[Challenge]: Pull out every line containing the string "hour".

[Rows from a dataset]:
________________
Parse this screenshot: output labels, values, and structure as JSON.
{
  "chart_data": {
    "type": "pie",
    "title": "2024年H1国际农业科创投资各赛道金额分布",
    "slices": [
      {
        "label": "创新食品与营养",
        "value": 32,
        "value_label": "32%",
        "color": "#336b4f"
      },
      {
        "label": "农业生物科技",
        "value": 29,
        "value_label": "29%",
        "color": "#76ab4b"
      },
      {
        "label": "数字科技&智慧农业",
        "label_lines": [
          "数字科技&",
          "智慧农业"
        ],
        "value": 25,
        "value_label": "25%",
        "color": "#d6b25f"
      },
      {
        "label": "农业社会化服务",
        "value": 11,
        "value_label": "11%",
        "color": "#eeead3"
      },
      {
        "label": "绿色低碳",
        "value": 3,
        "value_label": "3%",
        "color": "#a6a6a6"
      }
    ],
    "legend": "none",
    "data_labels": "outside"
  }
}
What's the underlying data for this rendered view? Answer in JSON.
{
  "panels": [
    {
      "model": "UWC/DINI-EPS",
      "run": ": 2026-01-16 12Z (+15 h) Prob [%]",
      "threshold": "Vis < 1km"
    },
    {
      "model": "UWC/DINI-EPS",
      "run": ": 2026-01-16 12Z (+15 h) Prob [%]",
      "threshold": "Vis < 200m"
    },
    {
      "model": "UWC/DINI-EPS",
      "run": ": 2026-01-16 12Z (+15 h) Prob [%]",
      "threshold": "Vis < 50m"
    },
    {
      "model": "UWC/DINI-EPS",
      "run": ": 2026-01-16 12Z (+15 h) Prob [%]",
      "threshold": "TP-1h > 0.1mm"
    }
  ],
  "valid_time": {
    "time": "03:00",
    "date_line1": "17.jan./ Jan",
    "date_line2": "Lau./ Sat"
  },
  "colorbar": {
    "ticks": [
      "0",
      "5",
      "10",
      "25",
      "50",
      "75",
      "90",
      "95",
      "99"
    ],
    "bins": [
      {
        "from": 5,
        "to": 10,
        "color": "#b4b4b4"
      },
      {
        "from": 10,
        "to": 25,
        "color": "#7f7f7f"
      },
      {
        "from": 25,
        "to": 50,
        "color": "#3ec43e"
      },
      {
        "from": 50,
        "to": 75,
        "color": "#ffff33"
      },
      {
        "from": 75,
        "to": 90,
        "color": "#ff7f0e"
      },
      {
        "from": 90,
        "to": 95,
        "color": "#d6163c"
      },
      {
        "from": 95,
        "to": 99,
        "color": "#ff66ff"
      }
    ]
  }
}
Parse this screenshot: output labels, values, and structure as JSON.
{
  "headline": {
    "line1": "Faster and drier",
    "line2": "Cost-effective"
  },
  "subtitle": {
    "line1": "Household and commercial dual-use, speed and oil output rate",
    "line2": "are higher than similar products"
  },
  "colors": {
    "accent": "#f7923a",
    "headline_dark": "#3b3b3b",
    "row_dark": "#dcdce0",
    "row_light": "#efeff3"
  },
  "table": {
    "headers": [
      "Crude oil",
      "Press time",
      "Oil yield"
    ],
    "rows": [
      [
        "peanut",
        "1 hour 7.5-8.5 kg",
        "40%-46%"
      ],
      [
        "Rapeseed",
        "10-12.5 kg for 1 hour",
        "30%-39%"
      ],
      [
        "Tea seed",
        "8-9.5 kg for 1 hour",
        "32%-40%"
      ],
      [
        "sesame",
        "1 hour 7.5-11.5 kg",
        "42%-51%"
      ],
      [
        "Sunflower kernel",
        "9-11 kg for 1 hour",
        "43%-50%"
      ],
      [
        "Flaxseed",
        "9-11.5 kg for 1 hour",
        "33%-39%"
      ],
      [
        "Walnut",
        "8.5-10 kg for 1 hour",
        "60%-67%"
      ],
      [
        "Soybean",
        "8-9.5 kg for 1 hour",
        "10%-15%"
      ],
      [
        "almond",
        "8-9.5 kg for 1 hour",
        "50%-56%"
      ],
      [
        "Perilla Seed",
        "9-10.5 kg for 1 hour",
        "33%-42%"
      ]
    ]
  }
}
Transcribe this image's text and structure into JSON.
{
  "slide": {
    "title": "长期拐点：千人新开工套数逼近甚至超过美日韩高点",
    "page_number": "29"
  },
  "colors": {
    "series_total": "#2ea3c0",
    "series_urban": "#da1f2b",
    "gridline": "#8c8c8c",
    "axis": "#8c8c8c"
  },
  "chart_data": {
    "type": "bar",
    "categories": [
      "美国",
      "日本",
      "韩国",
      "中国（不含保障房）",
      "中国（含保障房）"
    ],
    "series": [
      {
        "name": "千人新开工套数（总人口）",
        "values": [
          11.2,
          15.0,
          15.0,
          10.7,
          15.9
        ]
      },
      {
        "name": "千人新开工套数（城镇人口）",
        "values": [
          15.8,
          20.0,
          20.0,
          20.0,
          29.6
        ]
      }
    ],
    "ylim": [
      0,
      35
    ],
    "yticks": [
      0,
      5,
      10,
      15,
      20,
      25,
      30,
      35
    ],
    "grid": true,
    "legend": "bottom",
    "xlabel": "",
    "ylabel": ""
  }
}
________________
[Solution]:
        "1 hour 7.5-8.5 kg",
        "10-12.5 kg for 1 hour",
        "8-9.5 kg for 1 hour",
        "1 hour 7.5-11.5 kg",
        "9-11 kg for 1 hour",
        "9-11.5 kg for 1 hour",
        "8.5-10 kg for 1 hour",
        "8-9.5 kg for 1 hour",
        "8-9.5 kg for 1 hour",
        "9-10.5 kg for 1 hour",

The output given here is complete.